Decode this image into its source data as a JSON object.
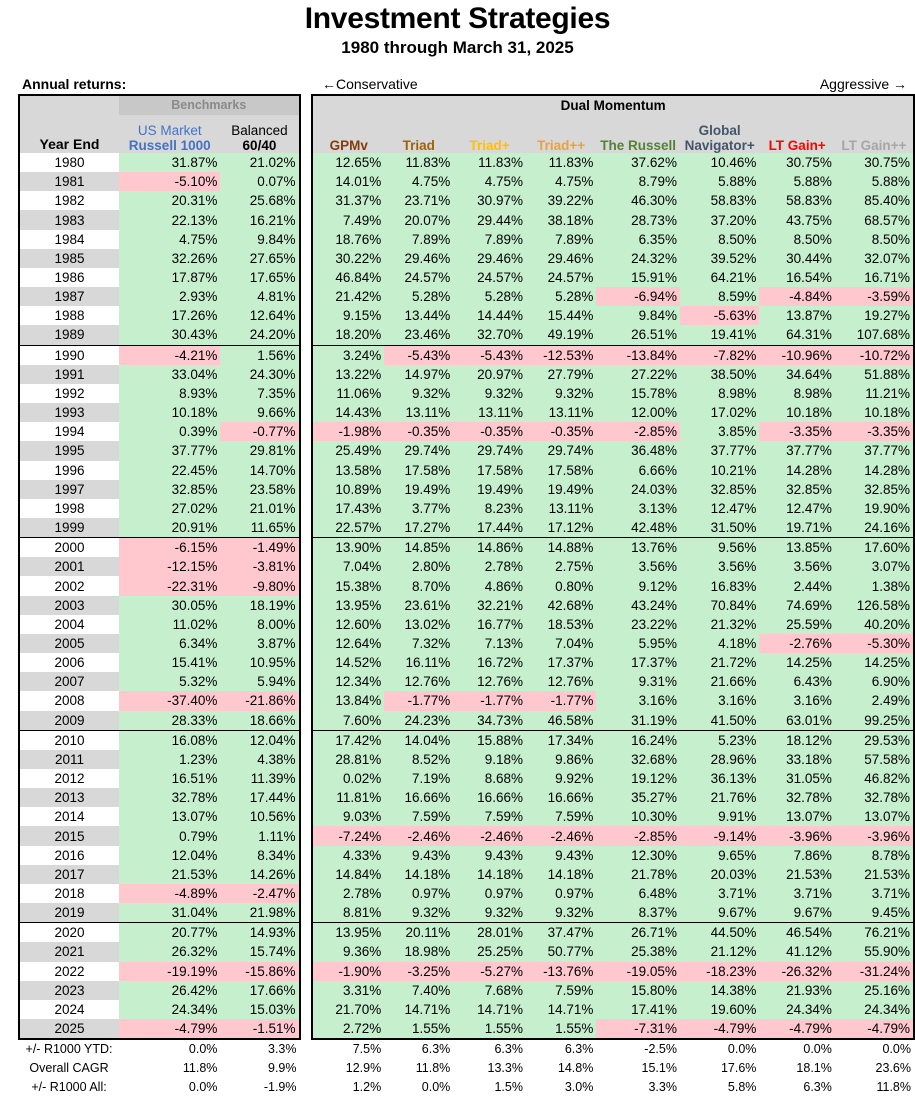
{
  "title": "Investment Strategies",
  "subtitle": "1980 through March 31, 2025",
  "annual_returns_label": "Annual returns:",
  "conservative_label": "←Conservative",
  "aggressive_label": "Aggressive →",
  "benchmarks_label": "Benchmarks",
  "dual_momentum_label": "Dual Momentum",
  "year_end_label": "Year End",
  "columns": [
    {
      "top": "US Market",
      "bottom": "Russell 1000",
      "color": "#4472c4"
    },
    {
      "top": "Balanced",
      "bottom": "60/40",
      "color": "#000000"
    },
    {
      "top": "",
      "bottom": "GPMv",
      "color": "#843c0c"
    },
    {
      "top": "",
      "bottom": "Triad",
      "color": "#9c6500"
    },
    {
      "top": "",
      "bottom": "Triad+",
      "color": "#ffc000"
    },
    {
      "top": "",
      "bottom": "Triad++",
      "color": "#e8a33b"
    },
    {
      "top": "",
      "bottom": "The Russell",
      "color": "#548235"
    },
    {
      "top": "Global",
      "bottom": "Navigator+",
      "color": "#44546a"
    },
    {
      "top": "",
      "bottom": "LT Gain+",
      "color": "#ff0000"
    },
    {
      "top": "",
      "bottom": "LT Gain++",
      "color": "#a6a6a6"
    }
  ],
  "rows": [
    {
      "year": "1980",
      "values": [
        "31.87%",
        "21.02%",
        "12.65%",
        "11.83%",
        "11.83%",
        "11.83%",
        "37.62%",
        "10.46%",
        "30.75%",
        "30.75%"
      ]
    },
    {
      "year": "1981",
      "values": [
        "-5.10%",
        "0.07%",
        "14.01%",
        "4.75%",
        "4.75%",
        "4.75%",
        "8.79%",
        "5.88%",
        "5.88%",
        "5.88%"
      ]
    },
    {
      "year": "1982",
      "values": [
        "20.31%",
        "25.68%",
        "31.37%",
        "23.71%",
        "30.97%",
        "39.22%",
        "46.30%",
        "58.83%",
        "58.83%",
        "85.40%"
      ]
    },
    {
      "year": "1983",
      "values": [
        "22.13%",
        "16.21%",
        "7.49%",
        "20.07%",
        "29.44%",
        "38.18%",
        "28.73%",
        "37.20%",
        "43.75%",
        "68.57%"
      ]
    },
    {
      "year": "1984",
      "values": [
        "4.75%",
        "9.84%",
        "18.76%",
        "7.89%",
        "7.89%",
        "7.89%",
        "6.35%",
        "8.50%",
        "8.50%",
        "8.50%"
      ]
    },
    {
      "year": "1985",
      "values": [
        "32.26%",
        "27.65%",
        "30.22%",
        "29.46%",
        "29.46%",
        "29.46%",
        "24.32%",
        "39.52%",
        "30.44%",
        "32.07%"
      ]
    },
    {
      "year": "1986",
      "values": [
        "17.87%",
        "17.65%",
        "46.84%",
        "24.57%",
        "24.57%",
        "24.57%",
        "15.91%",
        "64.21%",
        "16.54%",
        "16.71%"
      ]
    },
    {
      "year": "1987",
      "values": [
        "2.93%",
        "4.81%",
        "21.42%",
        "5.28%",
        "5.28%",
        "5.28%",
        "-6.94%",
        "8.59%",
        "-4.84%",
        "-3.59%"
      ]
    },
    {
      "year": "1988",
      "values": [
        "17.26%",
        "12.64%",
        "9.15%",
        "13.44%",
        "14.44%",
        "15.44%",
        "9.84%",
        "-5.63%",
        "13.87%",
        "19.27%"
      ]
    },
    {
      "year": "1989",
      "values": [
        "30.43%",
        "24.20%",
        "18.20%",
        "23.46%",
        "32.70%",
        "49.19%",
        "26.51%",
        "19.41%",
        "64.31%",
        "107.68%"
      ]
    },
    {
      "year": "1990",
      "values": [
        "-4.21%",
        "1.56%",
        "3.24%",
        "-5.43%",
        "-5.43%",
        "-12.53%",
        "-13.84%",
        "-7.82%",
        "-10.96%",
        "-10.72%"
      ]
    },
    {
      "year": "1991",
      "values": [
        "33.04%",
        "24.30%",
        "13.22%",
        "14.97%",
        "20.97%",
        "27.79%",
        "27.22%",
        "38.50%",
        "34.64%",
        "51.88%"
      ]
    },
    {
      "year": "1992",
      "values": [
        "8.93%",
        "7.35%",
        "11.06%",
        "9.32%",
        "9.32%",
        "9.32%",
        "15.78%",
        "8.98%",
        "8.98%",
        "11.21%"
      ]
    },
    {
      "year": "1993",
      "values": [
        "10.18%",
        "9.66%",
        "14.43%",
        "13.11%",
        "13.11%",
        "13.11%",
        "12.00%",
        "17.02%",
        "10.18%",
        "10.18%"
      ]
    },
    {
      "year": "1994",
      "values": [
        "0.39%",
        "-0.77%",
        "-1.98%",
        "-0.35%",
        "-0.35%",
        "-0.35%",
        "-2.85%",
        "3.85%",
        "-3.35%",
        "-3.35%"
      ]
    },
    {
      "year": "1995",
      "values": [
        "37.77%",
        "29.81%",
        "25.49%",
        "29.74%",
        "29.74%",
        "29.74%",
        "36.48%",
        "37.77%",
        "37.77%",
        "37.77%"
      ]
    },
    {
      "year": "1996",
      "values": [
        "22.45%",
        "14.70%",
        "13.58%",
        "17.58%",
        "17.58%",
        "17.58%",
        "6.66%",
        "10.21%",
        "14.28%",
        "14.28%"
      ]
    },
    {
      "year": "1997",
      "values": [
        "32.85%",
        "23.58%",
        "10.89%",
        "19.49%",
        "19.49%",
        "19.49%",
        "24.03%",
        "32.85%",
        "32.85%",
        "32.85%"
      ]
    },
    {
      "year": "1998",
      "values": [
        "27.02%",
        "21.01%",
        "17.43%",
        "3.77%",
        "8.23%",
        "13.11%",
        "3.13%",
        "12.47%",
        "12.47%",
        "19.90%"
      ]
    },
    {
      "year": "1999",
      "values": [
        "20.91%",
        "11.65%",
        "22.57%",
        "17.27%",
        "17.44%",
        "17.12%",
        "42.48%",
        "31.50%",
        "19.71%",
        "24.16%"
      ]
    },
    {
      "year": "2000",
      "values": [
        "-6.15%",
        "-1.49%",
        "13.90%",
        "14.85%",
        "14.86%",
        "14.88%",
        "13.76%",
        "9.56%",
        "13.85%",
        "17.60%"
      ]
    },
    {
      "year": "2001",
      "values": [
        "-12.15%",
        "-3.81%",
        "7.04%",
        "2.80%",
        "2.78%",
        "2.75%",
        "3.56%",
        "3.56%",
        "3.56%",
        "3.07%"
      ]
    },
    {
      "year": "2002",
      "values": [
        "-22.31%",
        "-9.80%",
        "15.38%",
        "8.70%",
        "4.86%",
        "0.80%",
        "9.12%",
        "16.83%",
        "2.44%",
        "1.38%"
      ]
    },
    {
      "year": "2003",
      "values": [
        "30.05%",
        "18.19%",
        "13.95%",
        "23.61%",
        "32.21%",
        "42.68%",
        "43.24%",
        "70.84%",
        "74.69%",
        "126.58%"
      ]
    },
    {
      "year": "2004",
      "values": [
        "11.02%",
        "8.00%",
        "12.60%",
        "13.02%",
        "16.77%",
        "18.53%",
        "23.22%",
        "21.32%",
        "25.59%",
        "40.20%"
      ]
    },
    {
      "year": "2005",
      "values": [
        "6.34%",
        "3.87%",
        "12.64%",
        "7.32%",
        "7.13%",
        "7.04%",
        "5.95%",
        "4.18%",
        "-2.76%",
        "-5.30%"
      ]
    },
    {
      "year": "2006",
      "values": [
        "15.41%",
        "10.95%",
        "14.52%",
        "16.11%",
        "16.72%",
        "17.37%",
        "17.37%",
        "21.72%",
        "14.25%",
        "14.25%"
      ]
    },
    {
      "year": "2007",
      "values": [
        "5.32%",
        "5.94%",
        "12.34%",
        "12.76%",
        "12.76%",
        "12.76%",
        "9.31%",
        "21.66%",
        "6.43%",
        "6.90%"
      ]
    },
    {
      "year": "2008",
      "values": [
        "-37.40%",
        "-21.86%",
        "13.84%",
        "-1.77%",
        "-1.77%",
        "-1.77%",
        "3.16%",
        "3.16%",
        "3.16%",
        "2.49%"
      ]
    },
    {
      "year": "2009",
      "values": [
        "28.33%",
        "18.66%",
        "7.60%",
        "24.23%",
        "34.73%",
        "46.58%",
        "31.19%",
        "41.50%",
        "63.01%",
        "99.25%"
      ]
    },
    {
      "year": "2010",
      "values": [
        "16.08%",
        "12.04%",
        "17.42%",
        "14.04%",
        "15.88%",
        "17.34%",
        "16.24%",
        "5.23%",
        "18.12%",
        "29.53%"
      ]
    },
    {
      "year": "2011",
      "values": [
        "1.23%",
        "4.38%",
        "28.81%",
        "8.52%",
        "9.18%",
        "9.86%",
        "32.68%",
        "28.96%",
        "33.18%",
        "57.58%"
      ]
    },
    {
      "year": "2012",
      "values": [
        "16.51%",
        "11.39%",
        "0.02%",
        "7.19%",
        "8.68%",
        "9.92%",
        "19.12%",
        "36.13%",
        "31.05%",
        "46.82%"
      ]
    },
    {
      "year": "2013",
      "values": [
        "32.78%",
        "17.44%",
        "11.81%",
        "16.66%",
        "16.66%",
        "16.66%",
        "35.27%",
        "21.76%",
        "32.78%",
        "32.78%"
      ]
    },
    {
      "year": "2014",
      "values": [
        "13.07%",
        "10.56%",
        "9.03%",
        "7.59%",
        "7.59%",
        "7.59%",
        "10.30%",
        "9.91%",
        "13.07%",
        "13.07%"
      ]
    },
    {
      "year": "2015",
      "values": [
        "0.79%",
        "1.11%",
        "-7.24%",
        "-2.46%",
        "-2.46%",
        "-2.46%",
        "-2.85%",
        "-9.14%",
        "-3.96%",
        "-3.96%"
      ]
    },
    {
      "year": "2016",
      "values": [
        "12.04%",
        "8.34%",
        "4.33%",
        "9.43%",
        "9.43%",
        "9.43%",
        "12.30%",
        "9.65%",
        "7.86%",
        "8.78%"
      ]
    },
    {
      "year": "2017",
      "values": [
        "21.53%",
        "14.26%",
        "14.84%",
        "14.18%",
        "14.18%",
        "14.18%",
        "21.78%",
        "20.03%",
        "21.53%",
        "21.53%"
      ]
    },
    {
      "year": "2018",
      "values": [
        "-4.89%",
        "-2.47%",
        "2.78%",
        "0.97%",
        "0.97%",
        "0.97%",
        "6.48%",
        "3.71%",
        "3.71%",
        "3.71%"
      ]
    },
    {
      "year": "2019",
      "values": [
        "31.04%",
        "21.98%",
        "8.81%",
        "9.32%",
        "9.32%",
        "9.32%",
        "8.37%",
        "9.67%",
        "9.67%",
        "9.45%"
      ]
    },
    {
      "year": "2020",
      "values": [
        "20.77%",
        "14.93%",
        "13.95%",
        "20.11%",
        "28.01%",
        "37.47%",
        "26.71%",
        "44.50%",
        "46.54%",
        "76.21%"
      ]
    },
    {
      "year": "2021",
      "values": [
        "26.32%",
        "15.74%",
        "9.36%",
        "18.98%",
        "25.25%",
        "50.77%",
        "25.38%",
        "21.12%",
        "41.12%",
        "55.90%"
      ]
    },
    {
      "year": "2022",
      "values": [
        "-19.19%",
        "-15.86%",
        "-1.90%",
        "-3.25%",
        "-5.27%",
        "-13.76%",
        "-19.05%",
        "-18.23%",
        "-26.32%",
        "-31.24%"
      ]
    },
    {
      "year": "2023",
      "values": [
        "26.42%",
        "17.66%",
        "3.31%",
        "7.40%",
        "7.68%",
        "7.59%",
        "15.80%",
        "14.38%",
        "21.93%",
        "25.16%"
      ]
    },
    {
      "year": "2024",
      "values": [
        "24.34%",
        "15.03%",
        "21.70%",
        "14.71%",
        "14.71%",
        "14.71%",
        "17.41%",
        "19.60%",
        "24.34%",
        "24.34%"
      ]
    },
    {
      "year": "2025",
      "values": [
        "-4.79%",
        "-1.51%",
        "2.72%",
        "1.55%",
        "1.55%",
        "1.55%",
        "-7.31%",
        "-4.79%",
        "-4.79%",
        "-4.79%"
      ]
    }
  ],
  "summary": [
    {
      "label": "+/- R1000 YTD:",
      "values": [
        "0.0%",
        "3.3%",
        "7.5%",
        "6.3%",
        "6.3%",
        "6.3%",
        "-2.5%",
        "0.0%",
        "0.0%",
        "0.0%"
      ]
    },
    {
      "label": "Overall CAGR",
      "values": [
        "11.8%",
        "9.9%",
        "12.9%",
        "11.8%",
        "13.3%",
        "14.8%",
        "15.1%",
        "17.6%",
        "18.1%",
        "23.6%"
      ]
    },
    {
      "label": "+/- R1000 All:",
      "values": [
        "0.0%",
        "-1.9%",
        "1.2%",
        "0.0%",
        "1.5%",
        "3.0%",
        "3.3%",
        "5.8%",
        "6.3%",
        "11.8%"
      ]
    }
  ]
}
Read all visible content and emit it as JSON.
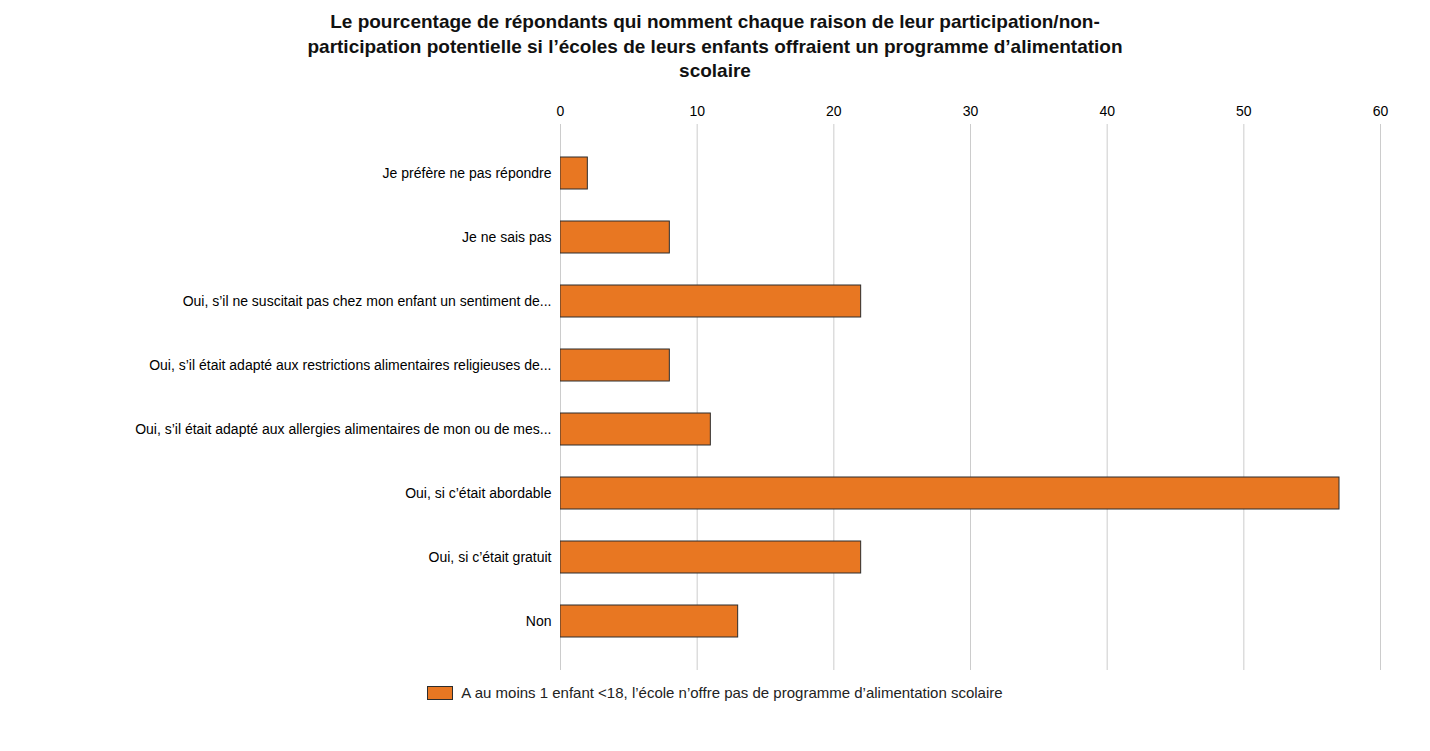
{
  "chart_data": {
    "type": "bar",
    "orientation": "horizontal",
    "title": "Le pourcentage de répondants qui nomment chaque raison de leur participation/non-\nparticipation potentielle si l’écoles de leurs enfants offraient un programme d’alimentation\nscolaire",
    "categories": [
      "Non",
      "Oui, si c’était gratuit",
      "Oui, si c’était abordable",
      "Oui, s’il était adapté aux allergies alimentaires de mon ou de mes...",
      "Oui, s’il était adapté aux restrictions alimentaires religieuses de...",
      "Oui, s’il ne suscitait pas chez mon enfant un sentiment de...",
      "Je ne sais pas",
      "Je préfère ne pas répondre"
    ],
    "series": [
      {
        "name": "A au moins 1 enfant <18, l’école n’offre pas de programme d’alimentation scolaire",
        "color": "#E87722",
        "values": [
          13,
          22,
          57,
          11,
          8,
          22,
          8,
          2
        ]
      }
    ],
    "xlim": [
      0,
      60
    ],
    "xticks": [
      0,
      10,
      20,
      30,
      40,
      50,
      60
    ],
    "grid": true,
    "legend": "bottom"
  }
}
☆ ☆ ☆ ☆ ☆ ☆ ☆
• REQUIREMENT:
Copy every line of the records above that contains "était".

• SOLUTION:
      "Oui, si c’était gratuit",
      "Oui, si c’était abordable",
      "Oui, s’il était adapté aux allergies alimentaires de mon ou de mes...",
      "Oui, s’il était adapté aux restrictions alimentaires religieuses de...",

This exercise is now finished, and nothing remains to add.